Page excerpt:
▼

Hi Richard(s),
I am trying to tackle PR88915 and get GCC to further vectorize the
"fallback" loop when doing loop versioning as it does when loop
versioning is not required.
I have a prototype patch that needs further testing, but at first glance
it seems to be achieving the desired outcome.
I was wondering whether you had any specific concerns with my current
approach.
On top of this change I am looking at the iterations and alias checks
generated for every "vectorized-version". I.e. with the above patch I see:
if (iterations_check_VF_0 () && alias_check_VF_0 ())
vectorized_for_VF_0 ();
else if (iterations_check_VF_1 () && alias_check_VF_1 ())
vectorized_for_VF_1 ();
...

▲

Parts of the exercise:
1. Write out everything in the GCC vectorization email from "I was wondering" down to "() && alias_check_VF_0 ())".
2. Answer these questions about the GCC vectorization email:
(a) Which PR is the writer trying to tackle?
(b) What does the writer say the prototype patch still needs?
(c) Which two kinds of checks is the writer looking at for every "vectorized-version"?

Material provided:

▼

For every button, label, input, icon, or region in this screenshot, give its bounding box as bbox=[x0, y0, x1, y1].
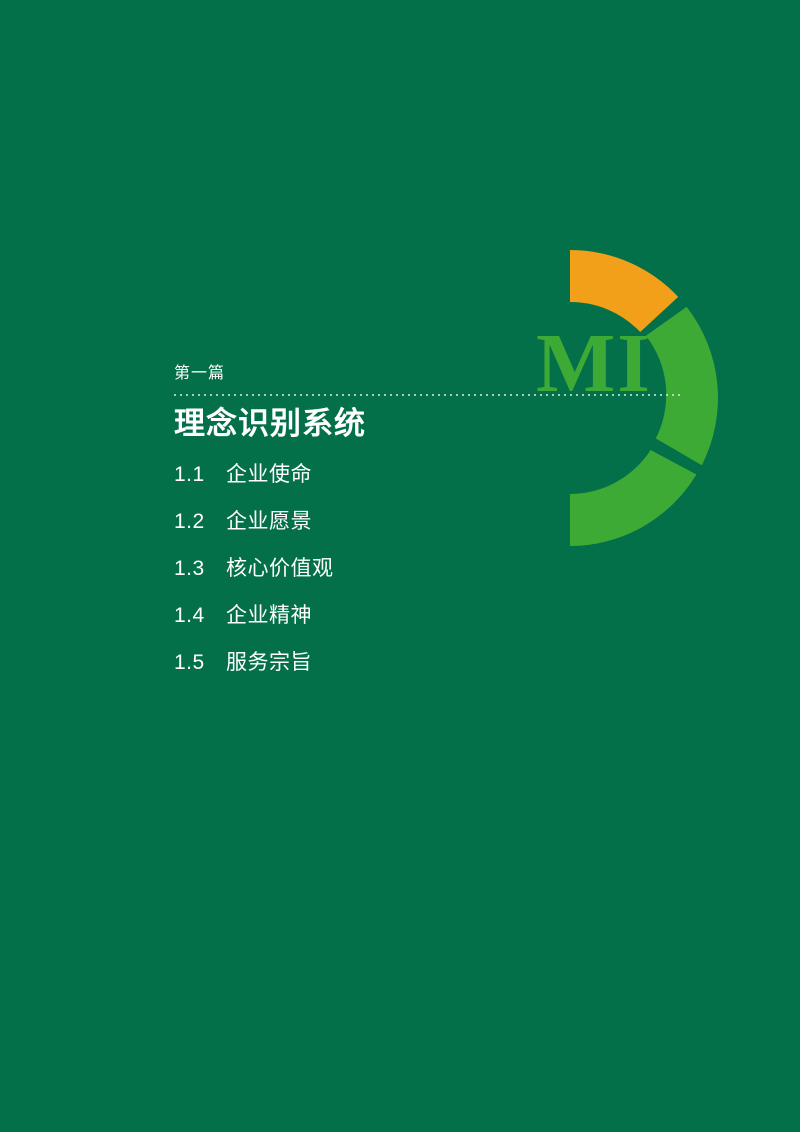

▲

Results for the exercise:
1.
I was wondering whether you had any specific concerns with my current
approach.
On top of this change I am looking at the iterations and alias checks
generated for every "vectorized-version". I.e. with the above patch I see:
if (iterations_check_VF_0 () && alias_check_VF_0 ())

2.
(a) PR88915
(b) Further testing
(c) The iterations checks and the alias checks